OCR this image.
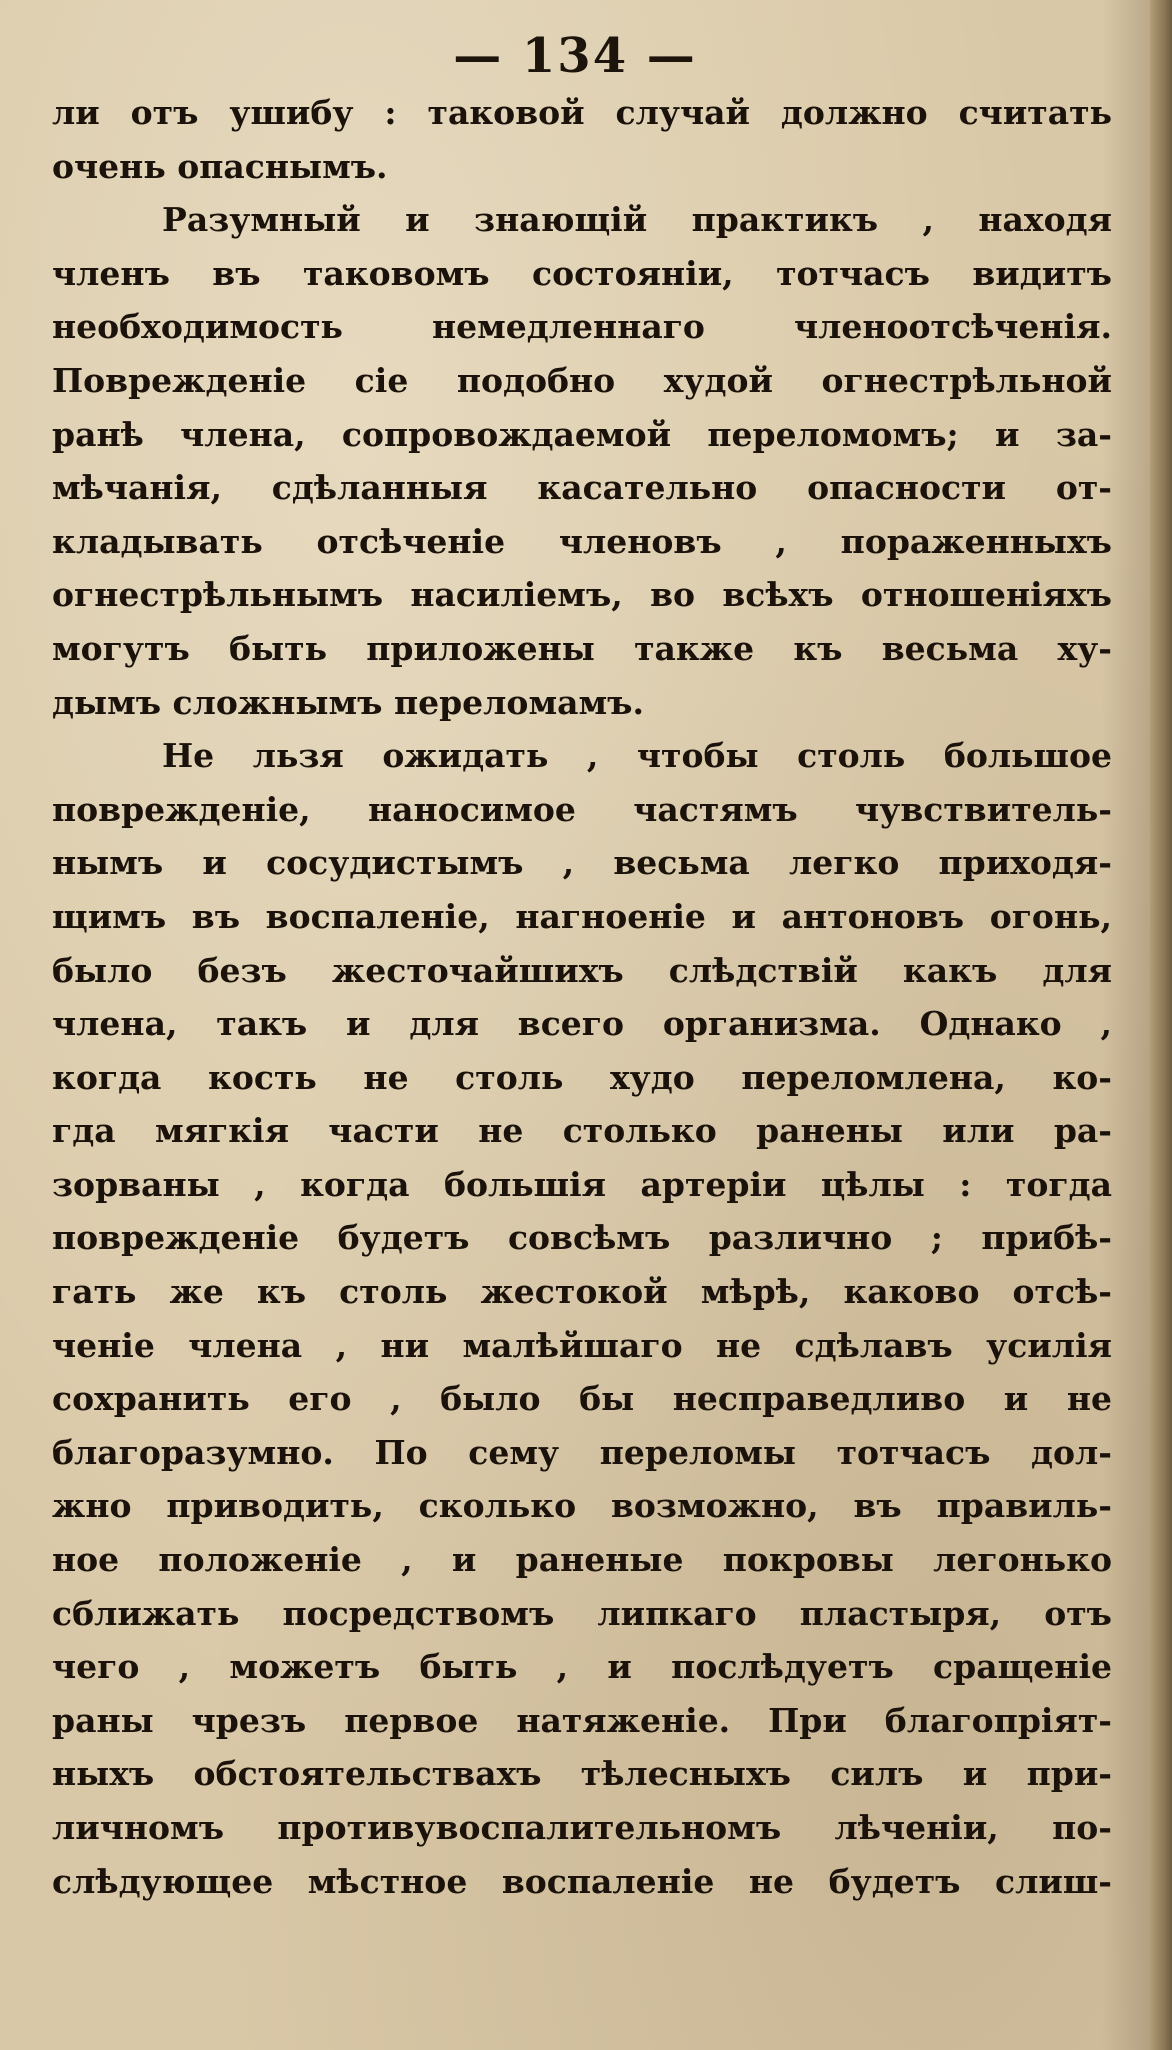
— 134 —
ли отъ ушибу : таковой случай должно считать
очень опаснымъ.
Разумный и знающій практикъ , находя
членъ въ таковомъ состояніи, тотчасъ видитъ
необходимость немедленнаго членоотсѣченія.
Поврежденіе сіе подобно худой огнестрѣльной
ранѣ члена, сопровождаемой переломомъ; и за-
мѣчанія, сдѣланныя касательно опасности от-
кладывать отсѣченіе членовъ , пораженныхъ
огнестрѣльнымъ насиліемъ, во всѣхъ отношеніяхъ
могутъ быть приложены также къ весьма ху-
дымъ сложнымъ переломамъ.
Не льзя ожидать , чтобы столь большое
поврежденіе, наносимое частямъ чувствитель-
нымъ и сосудистымъ , весьма легко приходя-
щимъ въ воспаленіе, нагноеніе и антоновъ огонь,
было безъ жесточайшихъ слѣдствій какъ для
члена, такъ и для всего организма. Однако ,
когда кость не столь худо переломлена, ко-
гда мягкія части не столько ранены или ра-
зорваны , когда большія артеріи цѣлы : тогда
поврежденіе будетъ совсѣмъ различно ; прибѣ-
гать же къ столь жестокой мѣрѣ, каково отсѣ-
ченіе члена , ни малѣйшаго не сдѣлавъ усилія
сохранить его , было бы несправедливо и не
благоразумно. По сему переломы тотчасъ дол-
жно приводить, сколько возможно, въ правиль-
ное положеніе , и раненые покровы легонько
сближать посредствомъ липкаго пластыря, отъ
чего , можетъ быть , и послѣдуетъ сращеніе
раны чрезъ первое натяженіе. При благопріят-
ныхъ обстоятельствахъ тѣлесныхъ силъ и при-
личномъ противувоспалительномъ лѣченіи, по-
слѣдующее мѣстное воспаленіе не будетъ слиш-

────────────────

(REQUIREMENTS) Find the lines above that contain the word "весьма" and collect them.

(THE COMPLETED TASK)
могутъ быть приложены также къ весьма ху-
нымъ и сосудистымъ , весьма легко приходя-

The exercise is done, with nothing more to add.